TEXT BLOCK:
--------------------------------------------------

Letter to the Editor:

The recent letter criticizing OPALCO’s solar efforts reflects a common misunderstanding of how clean energy planning works.

Yes, solar production peaks in summer and declines in winter. That’s no surprise—it’s how the sun works. But this isn’t a fatal flaw; it’s a known design parameter. OPALCO and the utility industry as a whole account for it in their planning. In fact, OPALCO explicitly includes battery storage in its resource strategy to shift energy across hours and days, and is actively exploring longer-duration storage technologies—such as flow batteries, and iron-air chemistries—that could help bridge seasonal gaps in the years ahead.

The claim that solar only produces “significant electricity for 3–4 months” is simply false. Even in our Pacific Northwest climate, solar provides useful energy for 7–8 months per year. The panels generate power even on cloudy days, and capacity factors west of the Cascades still exceed 15%—hardly “essentially none.”

Accusing OPALCO of deceit because its graphs don’t match one person’s personal demand pattern is misleading. The utility must plan for system-wide needs, not just one household. Their modeling incorporates full-year demand, market price volatility, backup power requirements, and future growth—including EV charging and electrified ferries.

The environmental claim also falls flat. Large-scale solar is among the lowest-impact energy sources available. It emits no pollution, involves no fuel combustion, and can be installed on low-value or disturbed land. Dual-use options such as grazing and pollinator habitat are increasingly common. By contrast, continued reliance on imported power—much of it fossil-based or constrained hydro—comes with real environmental and economic risks.

So here’s the real question for the letter writer: If not local solar, then where exactly do you think our power is going to come from? Should we burn more gas? Rely on markets during climate-driven energy crises? Or do nothing and watch prices and outages increase?

The letter closes by saying the project “sounds good but the benefits are not as they appear.” We’d argue the opposite: it’s time to stop dismissing real, working solutions just because they’re not perfect.

--------------------------------------------------

GOAL 1: From the letter about OPALCO's solar efforts, extract the passage from "Yes, solar production" up to and including "the years ahead.".
GOAL 2: According to the letter about OPALCO's solar efforts, how many months per year does solar provide useful energy in the Pacific Northwest?
GOAL 3: Turn the paragraph of the letter about OPALCO's solar efforts that begins "The environmental claim also falls flat" into a bulleted list that keeps its main facts.

--------------------------------------------------

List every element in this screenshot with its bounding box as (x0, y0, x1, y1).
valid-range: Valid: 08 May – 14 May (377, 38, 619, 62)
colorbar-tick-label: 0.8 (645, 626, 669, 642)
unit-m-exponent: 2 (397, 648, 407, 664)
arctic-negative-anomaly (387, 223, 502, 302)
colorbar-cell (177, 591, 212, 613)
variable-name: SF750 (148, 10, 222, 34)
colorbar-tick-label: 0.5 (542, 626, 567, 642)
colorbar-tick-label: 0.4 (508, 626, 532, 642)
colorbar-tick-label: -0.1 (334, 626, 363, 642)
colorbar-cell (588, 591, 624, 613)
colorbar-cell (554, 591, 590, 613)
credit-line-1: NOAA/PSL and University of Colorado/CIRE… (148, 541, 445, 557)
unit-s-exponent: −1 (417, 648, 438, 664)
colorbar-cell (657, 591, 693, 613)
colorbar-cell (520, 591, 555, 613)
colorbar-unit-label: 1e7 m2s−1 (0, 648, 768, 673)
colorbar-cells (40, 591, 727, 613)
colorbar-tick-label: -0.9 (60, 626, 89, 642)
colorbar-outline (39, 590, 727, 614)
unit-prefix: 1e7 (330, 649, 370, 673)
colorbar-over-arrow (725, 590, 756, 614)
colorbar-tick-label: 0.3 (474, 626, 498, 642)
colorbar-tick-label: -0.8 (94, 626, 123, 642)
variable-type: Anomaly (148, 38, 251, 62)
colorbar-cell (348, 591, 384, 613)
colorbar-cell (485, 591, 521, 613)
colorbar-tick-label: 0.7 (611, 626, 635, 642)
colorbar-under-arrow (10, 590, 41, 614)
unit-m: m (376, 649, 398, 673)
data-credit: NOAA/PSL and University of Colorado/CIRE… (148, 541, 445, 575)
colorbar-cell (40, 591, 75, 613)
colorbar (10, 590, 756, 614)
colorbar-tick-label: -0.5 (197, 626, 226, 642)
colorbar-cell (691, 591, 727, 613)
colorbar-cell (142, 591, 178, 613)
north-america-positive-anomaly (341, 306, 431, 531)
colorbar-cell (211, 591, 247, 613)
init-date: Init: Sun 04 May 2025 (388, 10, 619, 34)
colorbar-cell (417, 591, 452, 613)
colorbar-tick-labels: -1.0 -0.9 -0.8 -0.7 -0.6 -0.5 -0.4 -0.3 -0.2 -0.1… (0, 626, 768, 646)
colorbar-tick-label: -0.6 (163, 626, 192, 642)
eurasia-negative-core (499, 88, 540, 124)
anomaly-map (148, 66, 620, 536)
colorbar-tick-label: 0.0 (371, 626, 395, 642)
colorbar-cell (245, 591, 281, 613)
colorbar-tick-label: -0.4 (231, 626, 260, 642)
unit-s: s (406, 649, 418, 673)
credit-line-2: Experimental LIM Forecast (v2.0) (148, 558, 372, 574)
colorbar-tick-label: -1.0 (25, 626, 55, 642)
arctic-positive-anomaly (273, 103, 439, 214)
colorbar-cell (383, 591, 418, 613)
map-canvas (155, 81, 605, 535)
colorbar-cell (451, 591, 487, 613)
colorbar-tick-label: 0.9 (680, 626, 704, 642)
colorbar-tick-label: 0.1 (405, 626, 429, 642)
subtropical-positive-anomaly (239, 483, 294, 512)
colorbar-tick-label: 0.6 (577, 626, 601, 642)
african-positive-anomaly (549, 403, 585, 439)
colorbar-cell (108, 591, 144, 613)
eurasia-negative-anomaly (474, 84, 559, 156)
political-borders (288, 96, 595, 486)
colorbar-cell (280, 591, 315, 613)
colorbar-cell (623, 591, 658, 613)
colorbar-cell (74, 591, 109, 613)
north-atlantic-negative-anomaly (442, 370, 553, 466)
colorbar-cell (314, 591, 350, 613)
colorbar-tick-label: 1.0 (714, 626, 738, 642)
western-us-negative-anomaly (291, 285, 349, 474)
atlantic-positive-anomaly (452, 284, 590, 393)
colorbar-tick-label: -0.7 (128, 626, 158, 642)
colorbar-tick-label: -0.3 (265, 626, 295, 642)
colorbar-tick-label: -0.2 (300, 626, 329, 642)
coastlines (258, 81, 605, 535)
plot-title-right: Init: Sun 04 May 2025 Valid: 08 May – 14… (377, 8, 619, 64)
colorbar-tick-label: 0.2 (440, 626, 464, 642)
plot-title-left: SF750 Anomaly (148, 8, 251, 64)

--------------------------------------------------

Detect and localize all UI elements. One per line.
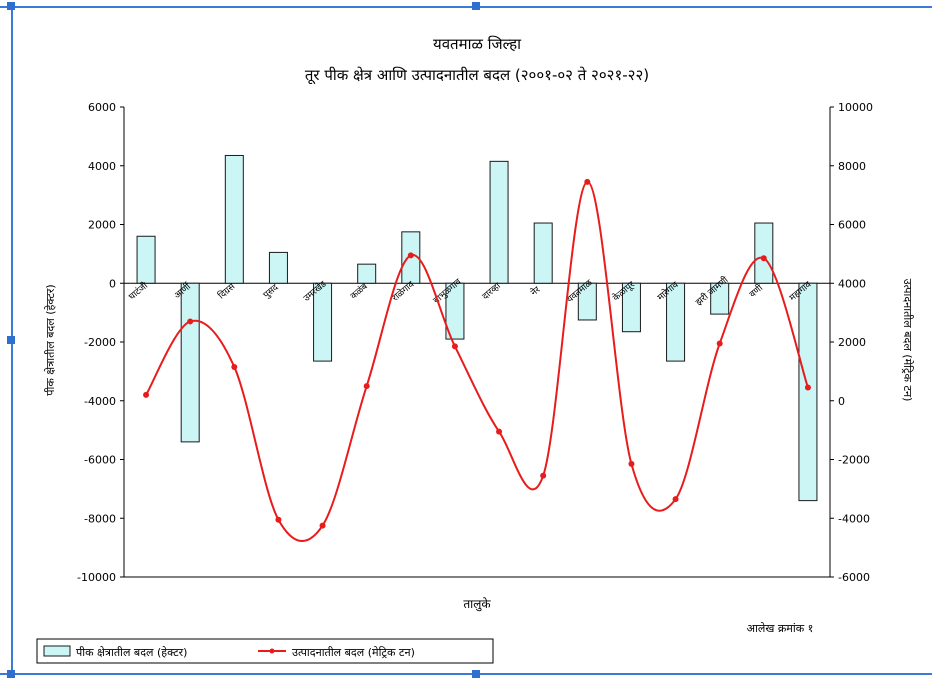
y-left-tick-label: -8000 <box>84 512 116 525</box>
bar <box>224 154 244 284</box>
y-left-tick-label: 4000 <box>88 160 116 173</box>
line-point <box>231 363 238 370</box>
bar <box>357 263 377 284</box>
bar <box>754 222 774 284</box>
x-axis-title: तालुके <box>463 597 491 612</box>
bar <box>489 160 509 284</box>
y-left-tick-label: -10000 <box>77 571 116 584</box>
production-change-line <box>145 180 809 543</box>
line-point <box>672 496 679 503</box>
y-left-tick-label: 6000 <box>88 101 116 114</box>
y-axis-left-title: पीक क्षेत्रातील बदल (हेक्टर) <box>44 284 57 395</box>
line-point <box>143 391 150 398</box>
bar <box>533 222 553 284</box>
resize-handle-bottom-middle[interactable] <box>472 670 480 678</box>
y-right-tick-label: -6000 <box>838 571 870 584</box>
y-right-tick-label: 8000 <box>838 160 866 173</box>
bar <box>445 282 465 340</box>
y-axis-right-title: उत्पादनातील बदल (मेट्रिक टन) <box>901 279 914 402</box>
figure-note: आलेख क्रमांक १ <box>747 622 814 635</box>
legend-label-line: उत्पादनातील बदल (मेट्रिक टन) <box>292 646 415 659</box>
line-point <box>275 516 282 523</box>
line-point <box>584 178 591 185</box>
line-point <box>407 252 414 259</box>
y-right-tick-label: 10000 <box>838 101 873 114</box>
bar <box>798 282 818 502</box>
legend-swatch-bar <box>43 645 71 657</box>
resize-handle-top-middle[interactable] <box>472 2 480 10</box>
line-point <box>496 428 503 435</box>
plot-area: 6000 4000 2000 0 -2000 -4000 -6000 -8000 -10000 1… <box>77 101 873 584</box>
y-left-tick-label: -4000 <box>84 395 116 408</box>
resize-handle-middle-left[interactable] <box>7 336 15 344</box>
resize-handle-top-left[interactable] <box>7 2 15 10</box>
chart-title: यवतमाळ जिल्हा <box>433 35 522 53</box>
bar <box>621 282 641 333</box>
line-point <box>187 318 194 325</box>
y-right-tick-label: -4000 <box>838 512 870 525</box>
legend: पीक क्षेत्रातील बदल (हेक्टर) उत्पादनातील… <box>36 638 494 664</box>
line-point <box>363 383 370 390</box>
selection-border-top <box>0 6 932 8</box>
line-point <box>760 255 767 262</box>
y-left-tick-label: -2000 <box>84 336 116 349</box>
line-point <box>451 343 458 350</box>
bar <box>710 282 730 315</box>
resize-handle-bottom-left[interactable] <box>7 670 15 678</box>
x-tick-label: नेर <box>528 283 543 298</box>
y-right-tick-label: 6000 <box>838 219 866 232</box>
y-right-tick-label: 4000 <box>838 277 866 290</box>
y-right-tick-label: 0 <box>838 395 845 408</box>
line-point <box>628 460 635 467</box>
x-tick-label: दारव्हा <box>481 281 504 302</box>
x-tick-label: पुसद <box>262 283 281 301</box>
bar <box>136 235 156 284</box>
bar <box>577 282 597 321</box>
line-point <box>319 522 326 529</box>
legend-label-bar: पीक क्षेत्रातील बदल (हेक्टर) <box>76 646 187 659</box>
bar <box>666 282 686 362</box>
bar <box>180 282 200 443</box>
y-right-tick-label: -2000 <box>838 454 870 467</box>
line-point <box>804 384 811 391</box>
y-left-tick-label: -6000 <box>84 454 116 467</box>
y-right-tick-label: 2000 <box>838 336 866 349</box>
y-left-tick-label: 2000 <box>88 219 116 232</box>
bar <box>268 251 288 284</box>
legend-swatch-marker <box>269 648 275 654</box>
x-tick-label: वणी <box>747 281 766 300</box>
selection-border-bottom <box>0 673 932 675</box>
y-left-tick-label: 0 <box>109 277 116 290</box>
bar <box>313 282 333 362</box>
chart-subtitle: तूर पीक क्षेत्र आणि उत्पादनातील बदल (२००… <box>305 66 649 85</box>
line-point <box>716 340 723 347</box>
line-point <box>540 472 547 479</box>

--------------------------------------------------

CORRECT OUTPUT 1:
Yes, solar production peaks in summer and declines in winter. That’s no surprise—it’s how the sun works. But this isn’t a fatal flaw; it’s a known design parameter. OPALCO and the utility industry as a whole account for it in their planning. In fact, OPALCO explicitly includes battery storage in its resource strategy to shift energy across hours and days, and is actively exploring longer-duration storage technologies—such as flow batteries, and iron-air chemistries—that could help bridge seasonal gaps in the years ahead.

CORRECT OUTPUT 2: 7–8 months per year.

CORRECT OUTPUT 3:
- The environmental claim falls flat.
- Large-scale solar is among the lowest-impact energy sources available.
- It emits no pollution and involves no fuel combustion.
- It can be installed on low-value or disturbed land.
- Dual-use options such as grazing and pollinator habitat are increasingly common.
- Continued reliance on imported power, much of it fossil-based or constrained hydro, carries real environmental and economic risks.